## [EXCERPTED TEXT]
____

Tennessee is an ideal place to drive business success because we offer more than great roads and a central location. In our state, progressive businesses will find access to vital economic components, such as a right-to-work environment, a diverse, dependable and educated workforce, a wonderful quality of life and a wealth of technology resources that gives businesses a winning edge in their growth and profitability. From its natural resources and progressive technology resources to its unique quality of life, the state is positioned to offer whatever a company needs to be successful.

State Profiles

  • Infrastructure
  • Demographics
  • Quality of Life
  • Education
  • Transportation

Tennessee's advantage includes a vibrant and ever-growing infrastructure, which makes the state a great place to locate and grow a business.


Tennessee has made tremendous strides in increasing the state’s telecommunications capabilities.


Tennessee 2013 Business Survey:

  • 76 percent of Tennessee businesses are connected with broadband
  • Tennessee businesses earn an estimated $31 billion in online sales annually
  • 36 percent of businesses earn revenue from online sales
  • 46 percent of small businesses rely on broadband to advertise their wares
  • 50,000 businesses use mobile broadband
  • 90,000 businesses in Tennessee interact with customers online all over the world
  • 7 of 10 businesses say it is important for new employees to have Internet-related skills
  • 30 percent of businesses allow teleworking


Tennessee 2013 Residential Survey:

  • 72 percent of Tennessee residents have high-speed (broadband) Internet access at home. Broadband adoption has increased significantly from 2012 (68%) and 2010 (58%).
  • The Tennessee broadband adoption rate among households with children is 81%, slightly higher than the statewide rate. In rural areas, the broadband adoption rate is 63%.
  • 53 percent of Tennessee residents use mobile broadband. Mobile broadband usage rates have increased significantly from 2012 (49%) and from 2010 (27%)
  • Among households which do not have broadband, only 10 percent reported lack of digital literacy skills as the reason.
  • Among households which do not have broadband, 20 percent reported cost as a barrier to broadband adoption – a decline from 28% in 2011.



  • Telecommunications utilities under the jurisdiction of the Tennessee Regulatory Authority (TRA) as of June 30, 2013:
    • Competing Telephone Service Providers – 127
    • Customer Owned-Coin Operated Telephone Providers – 72
    • Incumbent Telephone Companies – 27
    • Resellers and Operators Service Providers – 189
    • Long Distance Facility Providers – 5
  • 2.23 million regulated wired telephone lines in service in Tennessee with 982,000 or 44 percent of those lines being provided by Competitive Local Exchange Carriers (CLECs).
  • CLEC statistics:
    • Service in 88 of Tennessee’s counties; 46% of CLEC lines are in the five largest metropolitan areas
    • 63% of lines provided by CLECs are businesses; 37% are residential lines
  • Three municipal electric utilities provide telecommunications in the state: Bristol Tennessee Essential Services; Chattanooga Electric Power Board; Jackson Energy Authority


  • The Tennessee Valley Authority (TVA) serves virtually all of the 95 counties in Tennessee.

____

## [GIVEN ENTRIES]
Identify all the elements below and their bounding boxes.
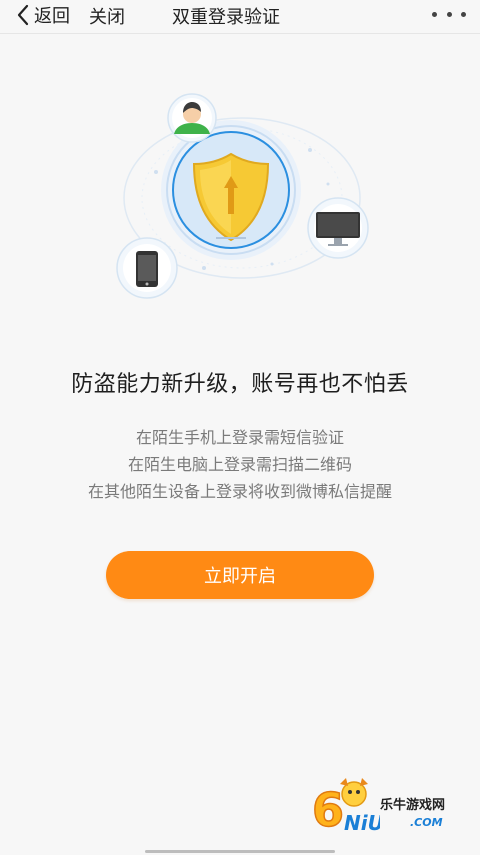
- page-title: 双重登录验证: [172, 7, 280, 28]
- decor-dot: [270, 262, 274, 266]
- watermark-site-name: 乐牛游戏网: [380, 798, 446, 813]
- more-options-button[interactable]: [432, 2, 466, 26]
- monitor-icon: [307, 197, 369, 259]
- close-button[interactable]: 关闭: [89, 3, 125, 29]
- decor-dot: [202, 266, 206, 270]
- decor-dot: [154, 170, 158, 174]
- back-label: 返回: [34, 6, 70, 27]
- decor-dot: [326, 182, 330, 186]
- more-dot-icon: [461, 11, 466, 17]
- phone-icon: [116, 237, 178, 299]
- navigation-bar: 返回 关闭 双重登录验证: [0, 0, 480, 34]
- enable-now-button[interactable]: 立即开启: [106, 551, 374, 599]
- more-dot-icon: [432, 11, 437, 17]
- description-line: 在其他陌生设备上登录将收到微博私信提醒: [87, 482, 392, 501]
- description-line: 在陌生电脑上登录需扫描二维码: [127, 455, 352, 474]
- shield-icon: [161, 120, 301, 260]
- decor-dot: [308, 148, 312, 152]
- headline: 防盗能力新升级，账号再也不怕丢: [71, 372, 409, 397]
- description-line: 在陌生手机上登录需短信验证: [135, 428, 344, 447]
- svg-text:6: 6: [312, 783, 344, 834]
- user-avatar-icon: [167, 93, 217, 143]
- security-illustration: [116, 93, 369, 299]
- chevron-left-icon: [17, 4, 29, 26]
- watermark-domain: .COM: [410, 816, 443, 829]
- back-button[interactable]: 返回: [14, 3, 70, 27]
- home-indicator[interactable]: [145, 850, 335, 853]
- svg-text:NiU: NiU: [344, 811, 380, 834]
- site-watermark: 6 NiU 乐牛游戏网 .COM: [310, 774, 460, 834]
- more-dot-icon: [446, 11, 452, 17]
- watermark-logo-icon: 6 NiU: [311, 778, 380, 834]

____

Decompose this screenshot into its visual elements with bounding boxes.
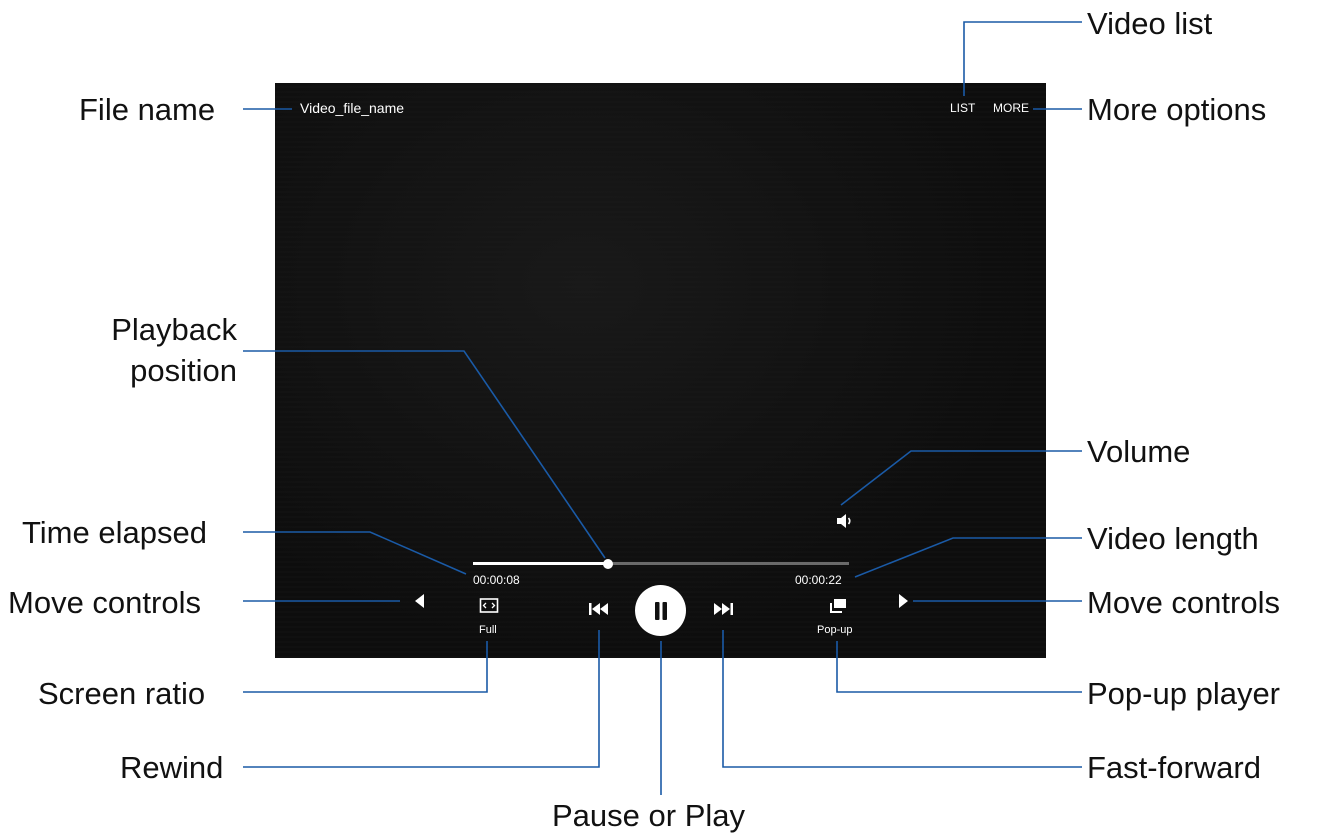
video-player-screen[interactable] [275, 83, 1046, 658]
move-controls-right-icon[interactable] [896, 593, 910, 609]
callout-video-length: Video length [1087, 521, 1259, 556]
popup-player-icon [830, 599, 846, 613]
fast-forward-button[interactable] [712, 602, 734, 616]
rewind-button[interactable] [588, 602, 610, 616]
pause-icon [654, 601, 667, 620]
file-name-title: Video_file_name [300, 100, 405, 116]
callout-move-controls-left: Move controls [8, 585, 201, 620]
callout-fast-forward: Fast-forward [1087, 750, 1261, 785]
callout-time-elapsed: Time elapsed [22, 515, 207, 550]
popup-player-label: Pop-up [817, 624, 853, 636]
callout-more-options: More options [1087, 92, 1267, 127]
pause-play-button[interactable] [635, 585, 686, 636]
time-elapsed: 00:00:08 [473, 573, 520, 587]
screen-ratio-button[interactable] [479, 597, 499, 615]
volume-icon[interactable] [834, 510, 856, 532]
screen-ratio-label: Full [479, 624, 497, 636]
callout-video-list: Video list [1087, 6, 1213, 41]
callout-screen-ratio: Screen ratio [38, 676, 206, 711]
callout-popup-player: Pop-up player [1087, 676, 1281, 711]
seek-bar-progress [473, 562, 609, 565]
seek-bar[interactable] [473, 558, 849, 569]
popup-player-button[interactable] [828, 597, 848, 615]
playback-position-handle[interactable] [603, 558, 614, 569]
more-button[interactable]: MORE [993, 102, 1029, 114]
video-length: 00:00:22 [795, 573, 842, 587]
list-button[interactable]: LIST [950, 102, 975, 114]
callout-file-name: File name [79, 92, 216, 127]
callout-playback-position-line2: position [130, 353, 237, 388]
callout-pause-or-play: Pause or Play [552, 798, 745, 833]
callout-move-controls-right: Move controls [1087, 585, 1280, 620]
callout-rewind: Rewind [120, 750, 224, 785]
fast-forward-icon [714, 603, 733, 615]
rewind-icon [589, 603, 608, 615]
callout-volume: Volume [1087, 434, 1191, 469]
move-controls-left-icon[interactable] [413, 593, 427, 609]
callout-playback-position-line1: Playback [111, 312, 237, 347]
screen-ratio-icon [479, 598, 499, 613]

____

## [SHORT PROBLEM]
Pick up the text on Tennessee's business infrastructure after its last line, the one about the Tennessee Valley Authority, and carry it forward.

## [OUTPUT BELOW]
  • TVA was named a 2013 Top Utilities in Economic Development by Site Selection Magazine. The analysis is based on several factors, including corporate end-user project activity, website tools and data, and job-creating infrastructure.
  • TVA’s power rates are better than the national average.
  • TVA ranks fifth in the U.S. in generating capacity.
  • TVA’s robust network in Tennessee, which includes 9,444 miles of transmission line and 263 substations and switchyards, is more than sufficient to supply its 42,000 square-mile service region in the state.
  • The TVA service area in Tennessee covers 99.7 percent of Tennessee, about 49 percent of TVA’s territory.
  • Since 2000, the TVA system has delivered 99.999 percent transmission reliability.
  • At 11.7 million megawatthours in 2013, Tennessee's net electricity generation from hydroelectric power was the third highest of any state east of the Mississippi River.
  • In Tennessee, TVA operates 19 hydroelectric dams, six coal-fired power plants, two nuclear power plants, seven combustion turbine sites and a pumped-storage plant, with a combined generating capacity of more than 19,655 megawatts.
  • TVA works with local power companies, directly served customers, and regional, state and community organizations to create economic development opportunities for the TVA region. During fiscal year 2013, over 32,550 jobs were created or retained in Tennessee and more than $2.9 billion was invested.
  • The newest nuclear reactor in the United States, the single unit at the Watts Bar nuclear power plant, began operating in 1996; Watts Bar 2 is scheduled to be the next U.S. reactor to come online in 2015.
  • The Southeast's first major wind farm, located on Tennessee's Buffalo Mountain near Oliver Springs, began operating as a two-megawatt facility in 2000; by 2012, its generating capacity had expanded to 29 megawatts.
  • The largest single solar installation at a U. S. automotive manufacturing facility, and the biggest solar installation in Tennessee at 8 megawatts, began operations in Chattanooga in February 2014.

Sources: Tennessee Valley Authority (TVA) – ; U.S. Energy Information Administration –


Tennessee is very diverse in its regions, geology, topography and wildlife.

The state of Tennessee values the conservation of its environment.

For more information, visit the Tennessee Department of Environment and Conservation.


Tennessee is home to a diverse population, offering the opportunity for a wide array of experiences and contributions.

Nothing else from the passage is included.